>> Start
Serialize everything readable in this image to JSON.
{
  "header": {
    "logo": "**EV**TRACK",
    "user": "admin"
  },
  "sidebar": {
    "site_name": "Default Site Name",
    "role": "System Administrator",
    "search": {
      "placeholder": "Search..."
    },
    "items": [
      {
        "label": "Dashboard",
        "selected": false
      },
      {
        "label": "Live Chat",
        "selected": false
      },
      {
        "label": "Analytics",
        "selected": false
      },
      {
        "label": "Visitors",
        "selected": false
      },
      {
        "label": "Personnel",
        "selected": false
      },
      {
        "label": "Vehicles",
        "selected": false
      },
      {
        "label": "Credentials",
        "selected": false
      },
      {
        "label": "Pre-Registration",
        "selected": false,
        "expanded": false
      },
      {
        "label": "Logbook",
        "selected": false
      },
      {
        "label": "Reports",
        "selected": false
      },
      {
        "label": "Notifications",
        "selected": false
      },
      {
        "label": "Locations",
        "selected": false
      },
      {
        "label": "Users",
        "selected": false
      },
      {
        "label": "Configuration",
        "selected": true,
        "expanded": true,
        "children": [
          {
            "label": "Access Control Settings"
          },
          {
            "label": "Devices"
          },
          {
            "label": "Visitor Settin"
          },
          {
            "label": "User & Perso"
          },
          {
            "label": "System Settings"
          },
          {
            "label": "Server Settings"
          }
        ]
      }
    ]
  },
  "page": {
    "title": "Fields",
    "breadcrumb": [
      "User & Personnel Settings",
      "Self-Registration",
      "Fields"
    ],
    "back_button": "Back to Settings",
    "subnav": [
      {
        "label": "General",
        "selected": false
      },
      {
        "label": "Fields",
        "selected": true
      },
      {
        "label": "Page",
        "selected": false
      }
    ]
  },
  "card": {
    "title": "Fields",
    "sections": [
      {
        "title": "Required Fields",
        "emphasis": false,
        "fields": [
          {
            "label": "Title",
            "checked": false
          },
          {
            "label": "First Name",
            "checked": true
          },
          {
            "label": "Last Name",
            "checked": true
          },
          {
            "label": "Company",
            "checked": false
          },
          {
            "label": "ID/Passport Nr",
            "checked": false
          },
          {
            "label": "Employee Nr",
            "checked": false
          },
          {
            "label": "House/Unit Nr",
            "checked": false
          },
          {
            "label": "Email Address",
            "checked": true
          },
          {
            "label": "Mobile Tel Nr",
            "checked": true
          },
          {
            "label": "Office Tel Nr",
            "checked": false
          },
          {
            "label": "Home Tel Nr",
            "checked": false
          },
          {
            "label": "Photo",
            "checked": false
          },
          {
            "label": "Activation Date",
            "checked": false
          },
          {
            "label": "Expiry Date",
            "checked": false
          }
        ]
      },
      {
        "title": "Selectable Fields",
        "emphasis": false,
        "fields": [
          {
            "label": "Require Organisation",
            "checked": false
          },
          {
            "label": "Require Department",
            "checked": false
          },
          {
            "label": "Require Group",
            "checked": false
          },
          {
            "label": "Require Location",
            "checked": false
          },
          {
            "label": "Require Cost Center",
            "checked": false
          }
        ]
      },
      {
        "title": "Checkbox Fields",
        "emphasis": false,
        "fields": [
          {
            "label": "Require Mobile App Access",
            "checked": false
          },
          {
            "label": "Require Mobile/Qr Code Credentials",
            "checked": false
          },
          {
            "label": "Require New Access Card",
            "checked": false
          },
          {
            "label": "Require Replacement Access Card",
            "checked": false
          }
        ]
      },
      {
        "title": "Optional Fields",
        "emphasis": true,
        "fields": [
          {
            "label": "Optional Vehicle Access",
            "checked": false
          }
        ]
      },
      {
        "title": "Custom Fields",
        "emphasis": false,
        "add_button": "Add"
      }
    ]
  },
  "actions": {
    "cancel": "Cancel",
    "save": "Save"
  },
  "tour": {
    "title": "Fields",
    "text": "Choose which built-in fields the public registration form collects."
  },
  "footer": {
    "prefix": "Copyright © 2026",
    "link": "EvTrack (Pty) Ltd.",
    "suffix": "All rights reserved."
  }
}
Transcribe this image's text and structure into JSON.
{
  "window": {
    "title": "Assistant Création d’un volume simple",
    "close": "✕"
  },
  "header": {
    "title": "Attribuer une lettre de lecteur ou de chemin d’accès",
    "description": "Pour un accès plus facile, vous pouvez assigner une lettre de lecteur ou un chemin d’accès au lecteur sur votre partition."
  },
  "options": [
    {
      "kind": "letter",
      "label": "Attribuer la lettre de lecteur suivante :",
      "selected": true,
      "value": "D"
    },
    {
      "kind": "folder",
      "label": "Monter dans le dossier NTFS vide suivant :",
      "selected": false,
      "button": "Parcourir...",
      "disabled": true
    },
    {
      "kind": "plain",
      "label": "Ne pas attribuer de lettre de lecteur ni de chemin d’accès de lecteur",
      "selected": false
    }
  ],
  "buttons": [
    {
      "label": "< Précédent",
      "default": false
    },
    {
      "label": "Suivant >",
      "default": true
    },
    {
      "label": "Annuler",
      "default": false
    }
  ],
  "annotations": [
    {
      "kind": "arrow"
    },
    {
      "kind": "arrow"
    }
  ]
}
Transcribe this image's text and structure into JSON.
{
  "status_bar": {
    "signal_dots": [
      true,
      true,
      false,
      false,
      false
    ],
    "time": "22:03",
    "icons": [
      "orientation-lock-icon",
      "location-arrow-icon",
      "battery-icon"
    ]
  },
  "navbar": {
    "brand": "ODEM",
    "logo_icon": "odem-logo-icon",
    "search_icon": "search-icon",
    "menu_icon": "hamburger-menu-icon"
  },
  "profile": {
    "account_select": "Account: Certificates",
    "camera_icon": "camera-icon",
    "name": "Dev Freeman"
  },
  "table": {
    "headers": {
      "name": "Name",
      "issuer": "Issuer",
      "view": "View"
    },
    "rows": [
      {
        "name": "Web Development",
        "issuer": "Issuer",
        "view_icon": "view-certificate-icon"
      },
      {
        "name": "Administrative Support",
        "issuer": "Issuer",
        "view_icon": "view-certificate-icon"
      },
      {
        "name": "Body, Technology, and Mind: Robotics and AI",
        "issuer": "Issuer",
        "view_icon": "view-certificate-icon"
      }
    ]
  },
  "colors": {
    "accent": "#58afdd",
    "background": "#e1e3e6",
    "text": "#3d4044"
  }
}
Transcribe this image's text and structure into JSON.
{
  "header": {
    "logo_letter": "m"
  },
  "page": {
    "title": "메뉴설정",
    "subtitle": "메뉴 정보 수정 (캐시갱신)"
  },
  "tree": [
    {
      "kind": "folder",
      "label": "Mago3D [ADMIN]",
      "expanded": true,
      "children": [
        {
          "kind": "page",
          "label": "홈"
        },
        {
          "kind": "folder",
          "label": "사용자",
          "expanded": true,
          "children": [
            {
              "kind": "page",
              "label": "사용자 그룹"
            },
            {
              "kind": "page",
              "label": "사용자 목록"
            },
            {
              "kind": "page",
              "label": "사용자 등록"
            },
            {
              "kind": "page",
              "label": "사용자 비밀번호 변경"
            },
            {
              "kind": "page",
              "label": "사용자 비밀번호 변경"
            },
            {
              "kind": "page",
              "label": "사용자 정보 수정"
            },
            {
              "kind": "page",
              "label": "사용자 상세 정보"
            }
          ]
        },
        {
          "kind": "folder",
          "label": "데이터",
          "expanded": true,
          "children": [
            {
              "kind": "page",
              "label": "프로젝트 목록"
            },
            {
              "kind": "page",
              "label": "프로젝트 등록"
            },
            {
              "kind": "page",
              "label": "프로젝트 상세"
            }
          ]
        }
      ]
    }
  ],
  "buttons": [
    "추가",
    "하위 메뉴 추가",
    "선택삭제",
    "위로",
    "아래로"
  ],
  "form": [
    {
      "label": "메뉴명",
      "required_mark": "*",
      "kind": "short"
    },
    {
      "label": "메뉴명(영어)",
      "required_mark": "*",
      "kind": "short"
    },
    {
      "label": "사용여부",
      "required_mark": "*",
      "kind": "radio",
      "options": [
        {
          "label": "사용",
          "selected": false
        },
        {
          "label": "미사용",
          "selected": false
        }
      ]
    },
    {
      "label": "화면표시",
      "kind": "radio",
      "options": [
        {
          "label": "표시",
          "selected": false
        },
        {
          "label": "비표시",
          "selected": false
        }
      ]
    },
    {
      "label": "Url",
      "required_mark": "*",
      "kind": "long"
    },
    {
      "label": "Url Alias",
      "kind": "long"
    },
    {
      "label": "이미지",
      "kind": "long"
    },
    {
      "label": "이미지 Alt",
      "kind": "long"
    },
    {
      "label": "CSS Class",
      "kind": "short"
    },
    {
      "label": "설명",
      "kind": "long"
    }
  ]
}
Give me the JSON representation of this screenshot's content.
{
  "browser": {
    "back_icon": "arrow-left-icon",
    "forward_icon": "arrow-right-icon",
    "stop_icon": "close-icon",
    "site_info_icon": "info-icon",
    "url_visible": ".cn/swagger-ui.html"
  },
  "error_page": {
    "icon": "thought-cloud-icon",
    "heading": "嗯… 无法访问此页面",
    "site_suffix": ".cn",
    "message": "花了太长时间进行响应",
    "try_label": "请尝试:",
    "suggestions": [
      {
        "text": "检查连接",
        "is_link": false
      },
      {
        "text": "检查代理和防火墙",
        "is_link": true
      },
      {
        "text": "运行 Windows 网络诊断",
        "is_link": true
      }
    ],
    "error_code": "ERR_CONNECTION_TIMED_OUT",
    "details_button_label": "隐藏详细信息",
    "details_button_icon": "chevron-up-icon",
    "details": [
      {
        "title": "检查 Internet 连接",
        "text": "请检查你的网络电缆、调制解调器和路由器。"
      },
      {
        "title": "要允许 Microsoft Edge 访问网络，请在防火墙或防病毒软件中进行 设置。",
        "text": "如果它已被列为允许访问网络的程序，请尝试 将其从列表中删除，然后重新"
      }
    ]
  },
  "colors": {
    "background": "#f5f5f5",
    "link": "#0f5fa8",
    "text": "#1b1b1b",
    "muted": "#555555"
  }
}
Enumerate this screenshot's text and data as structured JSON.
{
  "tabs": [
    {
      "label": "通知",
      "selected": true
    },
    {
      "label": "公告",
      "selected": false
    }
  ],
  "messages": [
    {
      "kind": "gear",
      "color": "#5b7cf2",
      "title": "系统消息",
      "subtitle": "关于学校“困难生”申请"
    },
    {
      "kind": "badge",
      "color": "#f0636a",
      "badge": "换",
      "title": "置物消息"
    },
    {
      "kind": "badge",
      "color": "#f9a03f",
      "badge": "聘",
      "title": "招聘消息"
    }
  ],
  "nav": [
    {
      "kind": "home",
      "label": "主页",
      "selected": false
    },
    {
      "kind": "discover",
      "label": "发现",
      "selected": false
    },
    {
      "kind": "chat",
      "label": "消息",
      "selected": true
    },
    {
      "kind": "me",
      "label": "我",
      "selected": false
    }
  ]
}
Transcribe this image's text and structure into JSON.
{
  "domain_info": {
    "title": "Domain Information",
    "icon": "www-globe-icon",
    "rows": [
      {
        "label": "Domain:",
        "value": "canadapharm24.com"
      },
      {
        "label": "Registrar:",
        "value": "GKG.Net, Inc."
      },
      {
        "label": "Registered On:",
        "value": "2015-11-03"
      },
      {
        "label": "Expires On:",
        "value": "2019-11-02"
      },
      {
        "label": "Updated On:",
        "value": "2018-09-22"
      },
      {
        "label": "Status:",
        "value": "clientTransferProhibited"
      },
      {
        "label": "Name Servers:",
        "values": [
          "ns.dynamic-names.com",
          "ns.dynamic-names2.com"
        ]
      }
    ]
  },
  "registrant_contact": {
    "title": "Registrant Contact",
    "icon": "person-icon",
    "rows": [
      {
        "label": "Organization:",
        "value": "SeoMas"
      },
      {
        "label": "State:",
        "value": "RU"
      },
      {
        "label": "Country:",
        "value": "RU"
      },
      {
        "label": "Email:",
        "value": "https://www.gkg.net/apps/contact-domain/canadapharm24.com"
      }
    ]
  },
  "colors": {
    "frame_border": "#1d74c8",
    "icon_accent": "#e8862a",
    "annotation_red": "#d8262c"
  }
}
>> End
_REQUEST_
In the entries above, find the line containing "Enumerate this screenshot's". Set down that line and every line after it through the last one, exactly and alone.

_FINAL RESULT_
Enumerate this screenshot's text and data as structured JSON.
{
  "tabs": [
    {
      "label": "通知",
      "selected": true
    },
    {
      "label": "公告",
      "selected": false
    }
  ],
  "messages": [
    {
      "kind": "gear",
      "color": "#5b7cf2",
      "title": "系统消息",
      "subtitle": "关于学校“困难生”申请"
    },
    {
      "kind": "badge",
      "color": "#f0636a",
      "badge": "换",
      "title": "置物消息"
    },
    {
      "kind": "badge",
      "color": "#f9a03f",
      "badge": "聘",
      "title": "招聘消息"
    }
  ],
  "nav": [
    {
      "kind": "home",
      "label": "主页",
      "selected": false
    },
    {
      "kind": "discover",
      "label": "发现",
      "selected": false
    },
    {
      "kind": "chat",
      "label": "消息",
      "selected": true
    },
    {
      "kind": "me",
      "label": "我",
      "selected": false
    }
  ]
}
Transcribe this image's text and structure into JSON.
{
  "domain_info": {
    "title": "Domain Information",
    "icon": "www-globe-icon",
    "rows": [
      {
        "label": "Domain:",
        "value": "canadapharm24.com"
      },
      {
        "label": "Registrar:",
        "value": "GKG.Net, Inc."
      },
      {
        "label": "Registered On:",
        "value": "2015-11-03"
      },
      {
        "label": "Expires On:",
        "value": "2019-11-02"
      },
      {
        "label": "Updated On:",
        "value": "2018-09-22"
      },
      {
        "label": "Status:",
        "value": "clientTransferProhibited"
      },
      {
        "label": "Name Servers:",
        "values": [
          "ns.dynamic-names.com",
          "ns.dynamic-names2.com"
        ]
      }
    ]
  },
  "registrant_contact": {
    "title": "Registrant Contact",
    "icon": "person-icon",
    "rows": [
      {
        "label": "Organization:",
        "value": "SeoMas"
      },
      {
        "label": "State:",
        "value": "RU"
      },
      {
        "label": "Country:",
        "value": "RU"
      },
      {
        "label": "Email:",
        "value": "https://www.gkg.net/apps/contact-domain/canadapharm24.com"
      }
    ]
  },
  "colors": {
    "frame_border": "#1d74c8",
    "icon_accent": "#e8862a",
    "annotation_red": "#d8262c"
  }
}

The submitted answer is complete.